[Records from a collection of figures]
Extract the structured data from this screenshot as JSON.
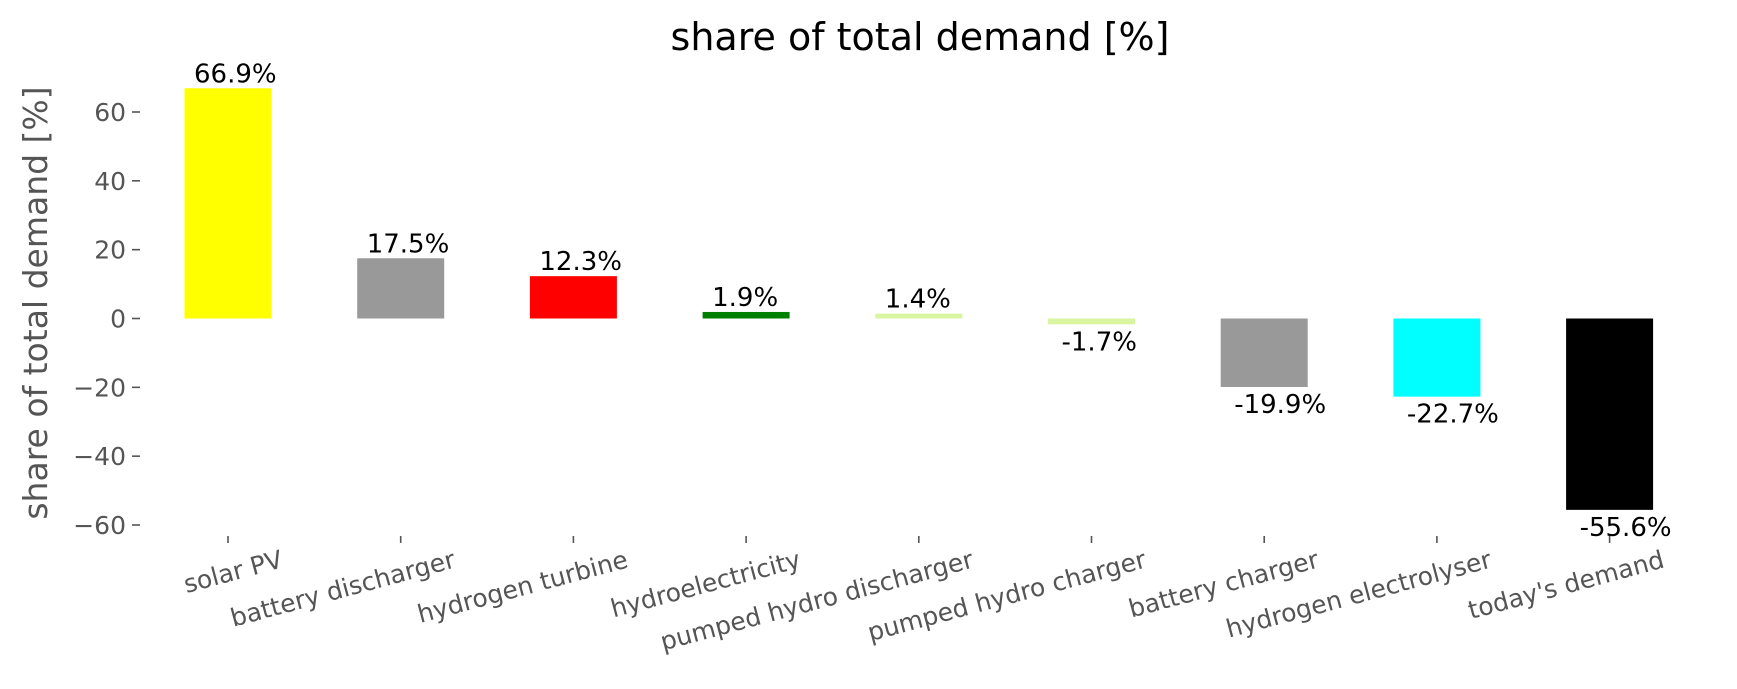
{
  "chart_data": {
    "type": "bar",
    "title": "share of total demand [%]",
    "ylabel": "share of total demand [%]",
    "xlabel": "",
    "ylim": [
      -65,
      70
    ],
    "yticks": [
      -60,
      -40,
      -20,
      0,
      20,
      40,
      60
    ],
    "ytick_labels": [
      "−60",
      "−40",
      "−20",
      "0",
      "20",
      "40",
      "60"
    ],
    "grid": false,
    "categories": [
      "solar PV",
      "battery discharger",
      "hydrogen turbine",
      "hydroelectricity",
      "pumped hydro discharger",
      "pumped hydro charger",
      "battery charger",
      "hydrogen electrolyser",
      "today's demand"
    ],
    "values": [
      66.9,
      17.5,
      12.3,
      1.9,
      1.4,
      -1.7,
      -19.9,
      -22.7,
      -55.6
    ],
    "labels": [
      "66.9%",
      "17.5%",
      "12.3%",
      "1.9%",
      "1.4%",
      "-1.7%",
      "-19.9%",
      "-22.7%",
      "-55.6%"
    ],
    "colors": [
      "#ffff00",
      "#999999",
      "#ff0000",
      "#008000",
      "#d9f5a0",
      "#d9f5a0",
      "#999999",
      "#00ffff",
      "#000000"
    ]
  }
}
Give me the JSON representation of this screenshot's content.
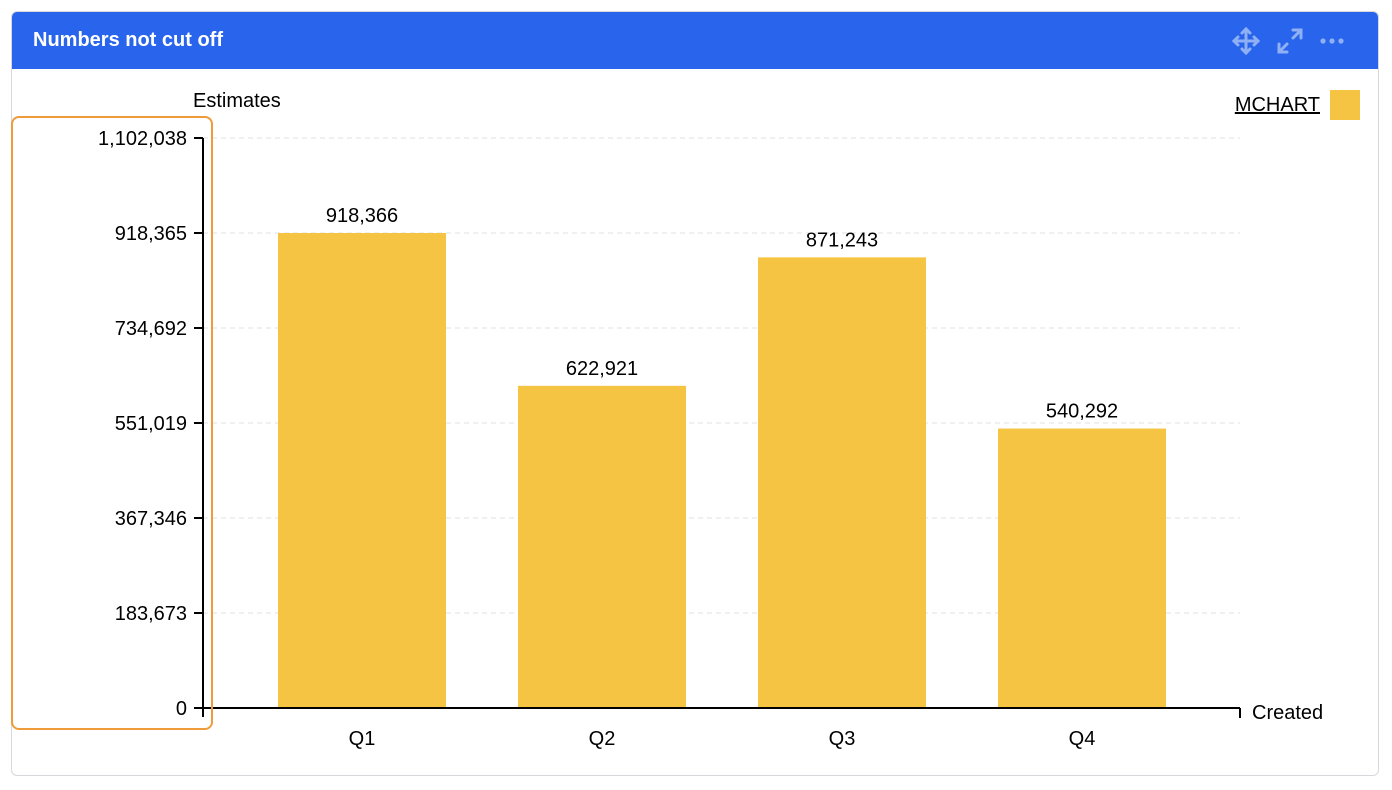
{
  "card": {
    "title": "Numbers not cut off",
    "icons": [
      "move-icon",
      "expand-icon",
      "more-icon"
    ]
  },
  "legend": {
    "label": "MCHART",
    "color": "#f6c443"
  },
  "colors": {
    "header": "#2864ec",
    "bar": "#f6c443",
    "highlight": "#ef9b3a"
  },
  "chart_data": {
    "type": "bar",
    "title": "",
    "xlabel": "Created",
    "ylabel": "Estimates",
    "categories": [
      "Q1",
      "Q2",
      "Q3",
      "Q4"
    ],
    "series": [
      {
        "name": "MCHART",
        "values": [
          918366,
          622921,
          871243,
          540292
        ]
      }
    ],
    "data_labels": [
      "918,366",
      "622,921",
      "871,243",
      "540,292"
    ],
    "yticks": [
      0,
      183673,
      367346,
      551019,
      734692,
      918365,
      1102038
    ],
    "ytick_labels": [
      "0",
      "183,673",
      "367,346",
      "551,019",
      "734,692",
      "918,365",
      "1,102,038"
    ],
    "ylim": [
      0,
      1102038
    ],
    "grid": true,
    "legend_position": "top-right"
  }
}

- Objective: Collect from the data above every line that includes "JSON".

- Answer to this task:
Extract the structured data from this screenshot as JSON.
Give me the JSON representation of this screenshot's content.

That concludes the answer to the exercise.